- WORK TO COMPLETE -
Output the data below in full, character for character.

- Data entries -

-- BEGIN --

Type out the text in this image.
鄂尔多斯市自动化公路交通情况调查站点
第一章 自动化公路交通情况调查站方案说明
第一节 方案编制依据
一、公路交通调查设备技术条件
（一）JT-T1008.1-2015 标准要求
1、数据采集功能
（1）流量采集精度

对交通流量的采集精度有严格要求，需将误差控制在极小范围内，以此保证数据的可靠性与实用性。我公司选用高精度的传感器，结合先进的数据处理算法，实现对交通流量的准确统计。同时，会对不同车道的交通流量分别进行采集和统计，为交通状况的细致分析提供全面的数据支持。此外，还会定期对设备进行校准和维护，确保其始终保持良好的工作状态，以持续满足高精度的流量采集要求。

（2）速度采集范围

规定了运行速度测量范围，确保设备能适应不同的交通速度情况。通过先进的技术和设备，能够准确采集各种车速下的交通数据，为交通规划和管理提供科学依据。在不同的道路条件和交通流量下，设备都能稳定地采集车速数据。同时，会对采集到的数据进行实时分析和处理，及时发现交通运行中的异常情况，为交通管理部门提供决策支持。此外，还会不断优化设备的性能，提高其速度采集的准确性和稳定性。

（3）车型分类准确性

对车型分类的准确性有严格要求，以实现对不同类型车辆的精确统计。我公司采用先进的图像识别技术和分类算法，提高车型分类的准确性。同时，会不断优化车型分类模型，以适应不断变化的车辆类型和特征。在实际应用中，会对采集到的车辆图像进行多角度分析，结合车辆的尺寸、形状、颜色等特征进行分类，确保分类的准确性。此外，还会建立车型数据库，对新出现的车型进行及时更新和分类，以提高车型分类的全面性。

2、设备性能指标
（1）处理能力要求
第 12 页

-- END --

- RESPONSE BELOW -
Type out the text in this image.
鄂尔多斯市自动化公路交通情况调查站点
第一章 自动化公路交通情况调查站方案说明
第一节 方案编制依据
一、公路交通调查设备技术条件
（一）JT-T1008.1-2015 标准要求
1、数据采集功能
（1）流量采集精度

对交通流量的采集精度有严格要求，需将误差控制在极小范围内，以此保证数据的可靠性与实用性。我公司选用高精度的传感器，结合先进的数据处理算法，实现对交通流量的准确统计。同时，会对不同车道的交通流量分别进行采集和统计，为交通状况的细致分析提供全面的数据支持。此外，还会定期对设备进行校准和维护，确保其始终保持良好的工作状态，以持续满足高精度的流量采集要求。

（2）速度采集范围

规定了运行速度测量范围，确保设备能适应不同的交通速度情况。通过先进的技术和设备，能够准确采集各种车速下的交通数据，为交通规划和管理提供科学依据。在不同的道路条件和交通流量下，设备都能稳定地采集车速数据。同时，会对采集到的数据进行实时分析和处理，及时发现交通运行中的异常情况，为交通管理部门提供决策支持。此外，还会不断优化设备的性能，提高其速度采集的准确性和稳定性。

（3）车型分类准确性

对车型分类的准确性有严格要求，以实现对不同类型车辆的精确统计。我公司采用先进的图像识别技术和分类算法，提高车型分类的准确性。同时，会不断优化车型分类模型，以适应不断变化的车辆类型和特征。在实际应用中，会对采集到的车辆图像进行多角度分析，结合车辆的尺寸、形状、颜色等特征进行分类，确保分类的准确性。此外，还会建立车型数据库，对新出现的车型进行及时更新和分类，以提高车型分类的全面性。

2、设备性能指标
（1）处理能力要求
第 12 页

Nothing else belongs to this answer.